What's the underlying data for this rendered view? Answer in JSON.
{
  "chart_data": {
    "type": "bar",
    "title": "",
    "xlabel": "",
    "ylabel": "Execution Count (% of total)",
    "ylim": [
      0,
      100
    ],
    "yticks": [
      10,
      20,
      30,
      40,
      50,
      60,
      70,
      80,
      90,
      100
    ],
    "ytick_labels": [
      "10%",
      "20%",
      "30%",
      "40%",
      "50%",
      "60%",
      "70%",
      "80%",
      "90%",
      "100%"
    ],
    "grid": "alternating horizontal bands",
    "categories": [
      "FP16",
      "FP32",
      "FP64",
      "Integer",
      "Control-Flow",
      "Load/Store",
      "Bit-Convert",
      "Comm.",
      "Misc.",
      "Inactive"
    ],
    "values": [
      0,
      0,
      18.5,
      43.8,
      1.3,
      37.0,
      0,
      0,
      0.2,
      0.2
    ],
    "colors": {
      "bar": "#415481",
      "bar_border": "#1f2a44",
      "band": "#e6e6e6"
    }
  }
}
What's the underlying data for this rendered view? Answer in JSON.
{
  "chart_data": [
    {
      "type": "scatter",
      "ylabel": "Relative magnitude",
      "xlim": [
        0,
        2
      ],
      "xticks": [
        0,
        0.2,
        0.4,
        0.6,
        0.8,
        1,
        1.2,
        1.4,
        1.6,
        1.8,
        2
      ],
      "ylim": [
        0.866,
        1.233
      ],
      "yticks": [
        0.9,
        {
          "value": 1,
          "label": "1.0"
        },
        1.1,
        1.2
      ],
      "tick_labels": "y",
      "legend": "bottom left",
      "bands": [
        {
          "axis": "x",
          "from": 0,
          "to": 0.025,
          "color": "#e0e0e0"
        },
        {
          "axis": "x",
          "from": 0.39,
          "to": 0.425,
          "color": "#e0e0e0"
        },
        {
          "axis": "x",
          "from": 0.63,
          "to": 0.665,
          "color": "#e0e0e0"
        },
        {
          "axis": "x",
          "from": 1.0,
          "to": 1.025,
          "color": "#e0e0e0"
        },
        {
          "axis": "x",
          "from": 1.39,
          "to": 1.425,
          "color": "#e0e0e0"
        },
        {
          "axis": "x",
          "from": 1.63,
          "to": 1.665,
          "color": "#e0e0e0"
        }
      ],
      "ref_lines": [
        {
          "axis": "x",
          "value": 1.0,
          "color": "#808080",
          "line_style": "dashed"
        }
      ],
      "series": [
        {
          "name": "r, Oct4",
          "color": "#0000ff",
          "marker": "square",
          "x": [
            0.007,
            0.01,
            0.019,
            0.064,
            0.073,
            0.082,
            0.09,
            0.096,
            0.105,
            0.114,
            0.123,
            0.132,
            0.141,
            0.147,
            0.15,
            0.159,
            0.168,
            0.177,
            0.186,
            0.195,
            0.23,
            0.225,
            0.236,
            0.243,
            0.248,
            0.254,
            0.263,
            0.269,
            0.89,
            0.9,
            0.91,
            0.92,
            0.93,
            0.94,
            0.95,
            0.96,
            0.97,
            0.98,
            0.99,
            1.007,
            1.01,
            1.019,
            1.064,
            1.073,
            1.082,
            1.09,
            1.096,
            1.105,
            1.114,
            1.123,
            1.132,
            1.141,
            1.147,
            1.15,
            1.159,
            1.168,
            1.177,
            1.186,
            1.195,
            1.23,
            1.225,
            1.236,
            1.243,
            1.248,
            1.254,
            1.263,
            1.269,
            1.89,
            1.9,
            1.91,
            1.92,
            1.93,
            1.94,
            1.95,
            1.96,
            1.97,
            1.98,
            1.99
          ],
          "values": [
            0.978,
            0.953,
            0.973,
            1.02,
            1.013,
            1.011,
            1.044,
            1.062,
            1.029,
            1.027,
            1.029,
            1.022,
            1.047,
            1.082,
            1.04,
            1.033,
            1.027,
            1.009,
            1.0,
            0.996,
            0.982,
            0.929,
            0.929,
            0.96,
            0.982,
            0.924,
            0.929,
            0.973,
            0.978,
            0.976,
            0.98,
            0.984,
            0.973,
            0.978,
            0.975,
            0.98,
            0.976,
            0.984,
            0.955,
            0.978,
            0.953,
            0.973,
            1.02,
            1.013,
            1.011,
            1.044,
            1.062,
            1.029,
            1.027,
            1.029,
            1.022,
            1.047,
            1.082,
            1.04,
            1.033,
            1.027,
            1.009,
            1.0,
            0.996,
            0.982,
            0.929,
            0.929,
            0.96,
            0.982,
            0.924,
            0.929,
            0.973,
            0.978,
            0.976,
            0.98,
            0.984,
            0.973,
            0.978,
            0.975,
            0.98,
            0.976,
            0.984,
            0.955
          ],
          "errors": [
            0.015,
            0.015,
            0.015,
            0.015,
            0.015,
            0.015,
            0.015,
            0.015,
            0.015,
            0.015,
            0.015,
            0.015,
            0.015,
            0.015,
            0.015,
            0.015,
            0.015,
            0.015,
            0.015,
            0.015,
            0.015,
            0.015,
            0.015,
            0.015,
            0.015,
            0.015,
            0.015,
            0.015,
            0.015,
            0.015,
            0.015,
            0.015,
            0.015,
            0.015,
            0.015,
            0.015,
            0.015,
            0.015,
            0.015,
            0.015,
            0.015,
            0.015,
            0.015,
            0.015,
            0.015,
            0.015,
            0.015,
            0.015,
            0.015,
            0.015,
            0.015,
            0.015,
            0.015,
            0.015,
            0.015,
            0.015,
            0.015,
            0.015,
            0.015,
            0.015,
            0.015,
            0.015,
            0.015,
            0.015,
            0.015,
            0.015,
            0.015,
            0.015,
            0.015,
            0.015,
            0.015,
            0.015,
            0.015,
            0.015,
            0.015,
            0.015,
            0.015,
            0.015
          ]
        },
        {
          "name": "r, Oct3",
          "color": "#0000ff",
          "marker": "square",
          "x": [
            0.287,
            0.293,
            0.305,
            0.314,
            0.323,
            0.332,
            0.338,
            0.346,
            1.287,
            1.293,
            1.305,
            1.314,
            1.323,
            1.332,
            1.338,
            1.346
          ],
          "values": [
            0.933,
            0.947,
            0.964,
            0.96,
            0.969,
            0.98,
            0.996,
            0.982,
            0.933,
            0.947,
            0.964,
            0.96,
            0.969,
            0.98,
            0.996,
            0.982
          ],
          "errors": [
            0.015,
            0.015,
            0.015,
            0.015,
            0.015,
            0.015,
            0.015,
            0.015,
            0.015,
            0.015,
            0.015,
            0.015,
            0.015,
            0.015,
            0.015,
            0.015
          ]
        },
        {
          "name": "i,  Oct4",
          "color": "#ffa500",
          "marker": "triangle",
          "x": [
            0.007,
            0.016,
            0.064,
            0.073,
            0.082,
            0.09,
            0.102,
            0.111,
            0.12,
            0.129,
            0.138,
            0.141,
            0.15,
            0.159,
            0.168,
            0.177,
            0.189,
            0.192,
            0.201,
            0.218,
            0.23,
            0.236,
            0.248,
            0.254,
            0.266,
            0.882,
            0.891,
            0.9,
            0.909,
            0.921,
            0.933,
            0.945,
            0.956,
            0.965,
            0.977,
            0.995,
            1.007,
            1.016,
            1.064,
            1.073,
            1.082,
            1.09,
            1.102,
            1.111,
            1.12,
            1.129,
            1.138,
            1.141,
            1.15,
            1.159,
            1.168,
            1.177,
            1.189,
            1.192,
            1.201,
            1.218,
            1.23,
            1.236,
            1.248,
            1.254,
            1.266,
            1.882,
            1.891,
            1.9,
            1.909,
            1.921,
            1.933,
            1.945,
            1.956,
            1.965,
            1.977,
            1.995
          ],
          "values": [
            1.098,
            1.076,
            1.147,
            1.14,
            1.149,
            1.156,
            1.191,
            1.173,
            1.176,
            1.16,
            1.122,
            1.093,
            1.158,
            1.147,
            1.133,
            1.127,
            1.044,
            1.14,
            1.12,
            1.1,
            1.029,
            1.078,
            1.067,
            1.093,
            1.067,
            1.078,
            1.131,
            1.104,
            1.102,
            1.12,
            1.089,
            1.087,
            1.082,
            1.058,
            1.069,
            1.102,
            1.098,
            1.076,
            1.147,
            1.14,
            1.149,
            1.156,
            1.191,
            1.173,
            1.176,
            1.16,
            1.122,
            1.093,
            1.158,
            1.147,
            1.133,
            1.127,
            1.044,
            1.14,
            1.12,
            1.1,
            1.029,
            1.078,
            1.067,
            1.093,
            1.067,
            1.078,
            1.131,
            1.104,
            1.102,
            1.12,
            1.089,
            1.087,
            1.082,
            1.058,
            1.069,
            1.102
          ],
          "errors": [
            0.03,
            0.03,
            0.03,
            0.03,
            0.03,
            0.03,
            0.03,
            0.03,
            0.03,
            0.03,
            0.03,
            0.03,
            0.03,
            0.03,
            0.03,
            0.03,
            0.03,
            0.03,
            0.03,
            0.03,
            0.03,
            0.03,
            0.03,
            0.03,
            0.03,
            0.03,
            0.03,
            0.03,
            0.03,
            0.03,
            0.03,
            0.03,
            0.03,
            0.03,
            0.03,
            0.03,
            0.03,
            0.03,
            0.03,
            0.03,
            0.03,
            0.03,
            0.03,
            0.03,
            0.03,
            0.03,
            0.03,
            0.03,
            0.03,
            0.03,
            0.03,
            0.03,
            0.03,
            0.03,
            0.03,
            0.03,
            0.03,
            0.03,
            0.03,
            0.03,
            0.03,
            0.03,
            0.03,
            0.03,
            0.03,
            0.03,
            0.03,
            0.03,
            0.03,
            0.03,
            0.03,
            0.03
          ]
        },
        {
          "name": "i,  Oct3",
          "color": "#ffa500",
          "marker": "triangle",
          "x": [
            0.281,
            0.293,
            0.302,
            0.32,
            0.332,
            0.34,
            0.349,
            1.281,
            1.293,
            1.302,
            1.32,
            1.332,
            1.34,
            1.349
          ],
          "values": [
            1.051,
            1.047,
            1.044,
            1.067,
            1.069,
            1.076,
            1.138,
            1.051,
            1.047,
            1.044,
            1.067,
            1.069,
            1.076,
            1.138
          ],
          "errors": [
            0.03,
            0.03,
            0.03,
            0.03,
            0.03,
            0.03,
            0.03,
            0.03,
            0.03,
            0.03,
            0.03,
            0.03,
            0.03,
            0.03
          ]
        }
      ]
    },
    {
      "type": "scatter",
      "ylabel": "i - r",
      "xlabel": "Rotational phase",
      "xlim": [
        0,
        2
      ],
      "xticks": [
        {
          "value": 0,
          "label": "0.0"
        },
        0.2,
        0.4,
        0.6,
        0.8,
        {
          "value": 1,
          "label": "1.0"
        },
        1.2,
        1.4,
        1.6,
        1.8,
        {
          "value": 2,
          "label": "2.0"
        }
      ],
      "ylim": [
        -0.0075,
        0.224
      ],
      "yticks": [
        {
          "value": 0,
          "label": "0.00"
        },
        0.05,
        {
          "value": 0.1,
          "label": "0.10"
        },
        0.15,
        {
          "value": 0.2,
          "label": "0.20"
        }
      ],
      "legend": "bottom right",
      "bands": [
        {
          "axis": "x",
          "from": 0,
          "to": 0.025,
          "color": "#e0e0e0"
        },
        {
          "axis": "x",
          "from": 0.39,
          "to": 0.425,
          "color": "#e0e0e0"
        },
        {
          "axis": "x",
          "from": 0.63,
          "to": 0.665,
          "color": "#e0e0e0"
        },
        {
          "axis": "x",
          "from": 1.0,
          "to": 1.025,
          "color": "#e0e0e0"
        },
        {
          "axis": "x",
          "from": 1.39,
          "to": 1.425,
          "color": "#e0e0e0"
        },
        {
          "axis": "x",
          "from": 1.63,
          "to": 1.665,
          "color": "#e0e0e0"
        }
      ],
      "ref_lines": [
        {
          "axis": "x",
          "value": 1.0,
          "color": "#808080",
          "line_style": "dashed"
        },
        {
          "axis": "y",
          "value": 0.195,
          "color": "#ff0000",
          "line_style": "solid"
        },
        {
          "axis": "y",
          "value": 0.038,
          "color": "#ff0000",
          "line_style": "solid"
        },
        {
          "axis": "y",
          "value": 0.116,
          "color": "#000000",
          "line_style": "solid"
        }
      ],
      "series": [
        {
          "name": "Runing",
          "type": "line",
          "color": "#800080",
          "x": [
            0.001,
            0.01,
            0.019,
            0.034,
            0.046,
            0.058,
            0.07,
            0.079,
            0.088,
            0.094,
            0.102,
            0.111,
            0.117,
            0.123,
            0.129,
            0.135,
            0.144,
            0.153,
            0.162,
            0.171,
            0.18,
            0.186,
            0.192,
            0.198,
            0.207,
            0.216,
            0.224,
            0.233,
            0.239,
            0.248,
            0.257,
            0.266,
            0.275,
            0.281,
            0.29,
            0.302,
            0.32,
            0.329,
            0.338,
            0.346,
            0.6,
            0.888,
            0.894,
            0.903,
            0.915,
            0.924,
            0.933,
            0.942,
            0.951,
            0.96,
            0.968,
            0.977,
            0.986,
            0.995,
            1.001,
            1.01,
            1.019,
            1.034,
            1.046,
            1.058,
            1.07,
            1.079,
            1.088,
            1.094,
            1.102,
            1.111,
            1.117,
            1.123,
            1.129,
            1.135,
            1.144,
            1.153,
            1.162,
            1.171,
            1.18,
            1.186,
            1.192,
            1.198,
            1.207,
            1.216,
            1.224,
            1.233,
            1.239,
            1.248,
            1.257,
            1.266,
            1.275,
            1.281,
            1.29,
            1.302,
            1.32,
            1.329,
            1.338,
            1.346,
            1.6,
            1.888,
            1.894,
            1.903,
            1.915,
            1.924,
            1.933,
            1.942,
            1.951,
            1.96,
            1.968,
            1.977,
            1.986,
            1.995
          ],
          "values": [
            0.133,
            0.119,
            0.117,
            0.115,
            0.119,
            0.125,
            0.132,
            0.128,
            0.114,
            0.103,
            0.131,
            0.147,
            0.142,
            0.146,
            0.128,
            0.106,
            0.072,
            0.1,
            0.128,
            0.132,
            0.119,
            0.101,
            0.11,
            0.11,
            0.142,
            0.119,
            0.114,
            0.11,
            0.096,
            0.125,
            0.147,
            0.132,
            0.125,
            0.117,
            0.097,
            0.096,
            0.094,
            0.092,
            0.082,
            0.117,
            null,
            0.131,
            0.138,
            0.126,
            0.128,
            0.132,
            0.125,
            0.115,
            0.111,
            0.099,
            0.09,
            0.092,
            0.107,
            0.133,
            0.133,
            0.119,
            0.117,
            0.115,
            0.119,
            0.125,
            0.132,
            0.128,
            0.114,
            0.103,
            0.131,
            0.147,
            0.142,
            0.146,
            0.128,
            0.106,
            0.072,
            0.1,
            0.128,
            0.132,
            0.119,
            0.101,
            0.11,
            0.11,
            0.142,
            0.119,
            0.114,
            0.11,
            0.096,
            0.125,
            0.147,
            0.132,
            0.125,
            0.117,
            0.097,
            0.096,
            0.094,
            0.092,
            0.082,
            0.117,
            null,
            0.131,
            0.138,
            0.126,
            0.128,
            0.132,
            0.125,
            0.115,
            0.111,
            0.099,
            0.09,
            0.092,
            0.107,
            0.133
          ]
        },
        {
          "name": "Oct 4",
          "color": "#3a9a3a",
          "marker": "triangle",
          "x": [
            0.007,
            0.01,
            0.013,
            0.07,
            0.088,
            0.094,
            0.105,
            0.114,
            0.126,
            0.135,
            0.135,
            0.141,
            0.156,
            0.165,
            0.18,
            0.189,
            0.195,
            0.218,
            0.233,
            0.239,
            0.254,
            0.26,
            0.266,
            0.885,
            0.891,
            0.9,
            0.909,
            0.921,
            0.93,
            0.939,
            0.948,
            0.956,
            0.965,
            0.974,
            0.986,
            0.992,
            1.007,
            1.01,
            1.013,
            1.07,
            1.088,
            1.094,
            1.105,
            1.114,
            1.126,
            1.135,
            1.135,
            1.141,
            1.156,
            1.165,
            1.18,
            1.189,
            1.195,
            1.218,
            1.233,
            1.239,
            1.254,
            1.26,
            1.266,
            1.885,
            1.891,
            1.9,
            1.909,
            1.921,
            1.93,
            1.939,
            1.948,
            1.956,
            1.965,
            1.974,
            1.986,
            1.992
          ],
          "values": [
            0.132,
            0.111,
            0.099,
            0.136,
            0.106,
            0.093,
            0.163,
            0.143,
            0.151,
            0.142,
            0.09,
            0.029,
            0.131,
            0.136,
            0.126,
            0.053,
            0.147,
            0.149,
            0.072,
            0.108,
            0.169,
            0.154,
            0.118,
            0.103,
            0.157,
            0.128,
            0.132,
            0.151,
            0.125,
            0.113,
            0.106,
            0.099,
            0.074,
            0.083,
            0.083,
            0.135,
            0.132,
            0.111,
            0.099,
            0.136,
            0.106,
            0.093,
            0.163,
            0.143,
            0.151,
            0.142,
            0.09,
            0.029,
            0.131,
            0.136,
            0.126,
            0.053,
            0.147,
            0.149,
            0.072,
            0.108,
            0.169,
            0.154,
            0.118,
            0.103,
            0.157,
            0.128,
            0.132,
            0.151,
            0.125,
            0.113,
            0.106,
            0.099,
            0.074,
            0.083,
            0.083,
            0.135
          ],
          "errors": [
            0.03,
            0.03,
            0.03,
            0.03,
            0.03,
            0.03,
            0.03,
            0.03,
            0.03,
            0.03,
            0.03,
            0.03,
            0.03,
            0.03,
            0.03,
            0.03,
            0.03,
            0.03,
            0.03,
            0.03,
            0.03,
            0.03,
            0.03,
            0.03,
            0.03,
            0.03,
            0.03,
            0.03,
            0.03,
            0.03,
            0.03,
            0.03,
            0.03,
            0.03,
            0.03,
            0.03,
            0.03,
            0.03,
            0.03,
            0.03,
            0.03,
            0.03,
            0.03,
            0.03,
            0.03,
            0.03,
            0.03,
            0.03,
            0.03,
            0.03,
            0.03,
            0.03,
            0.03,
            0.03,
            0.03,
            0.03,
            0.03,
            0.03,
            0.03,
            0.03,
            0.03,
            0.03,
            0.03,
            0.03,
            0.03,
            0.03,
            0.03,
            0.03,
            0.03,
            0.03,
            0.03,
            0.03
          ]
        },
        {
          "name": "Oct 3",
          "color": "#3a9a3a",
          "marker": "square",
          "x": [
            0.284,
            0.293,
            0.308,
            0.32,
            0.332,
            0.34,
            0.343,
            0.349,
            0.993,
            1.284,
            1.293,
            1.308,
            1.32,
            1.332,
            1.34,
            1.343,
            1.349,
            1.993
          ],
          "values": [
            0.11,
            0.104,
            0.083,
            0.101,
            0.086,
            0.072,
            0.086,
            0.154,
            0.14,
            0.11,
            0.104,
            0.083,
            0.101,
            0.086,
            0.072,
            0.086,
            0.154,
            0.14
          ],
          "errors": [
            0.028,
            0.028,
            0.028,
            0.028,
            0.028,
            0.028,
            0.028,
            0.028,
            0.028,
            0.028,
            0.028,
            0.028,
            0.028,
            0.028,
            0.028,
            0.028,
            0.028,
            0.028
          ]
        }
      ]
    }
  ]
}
• • • • • • •
→ **Short problem**: Check each line in the listing above for the string "legend", then report how many lines contain it, with no other text.

→ **Problem solution**: 2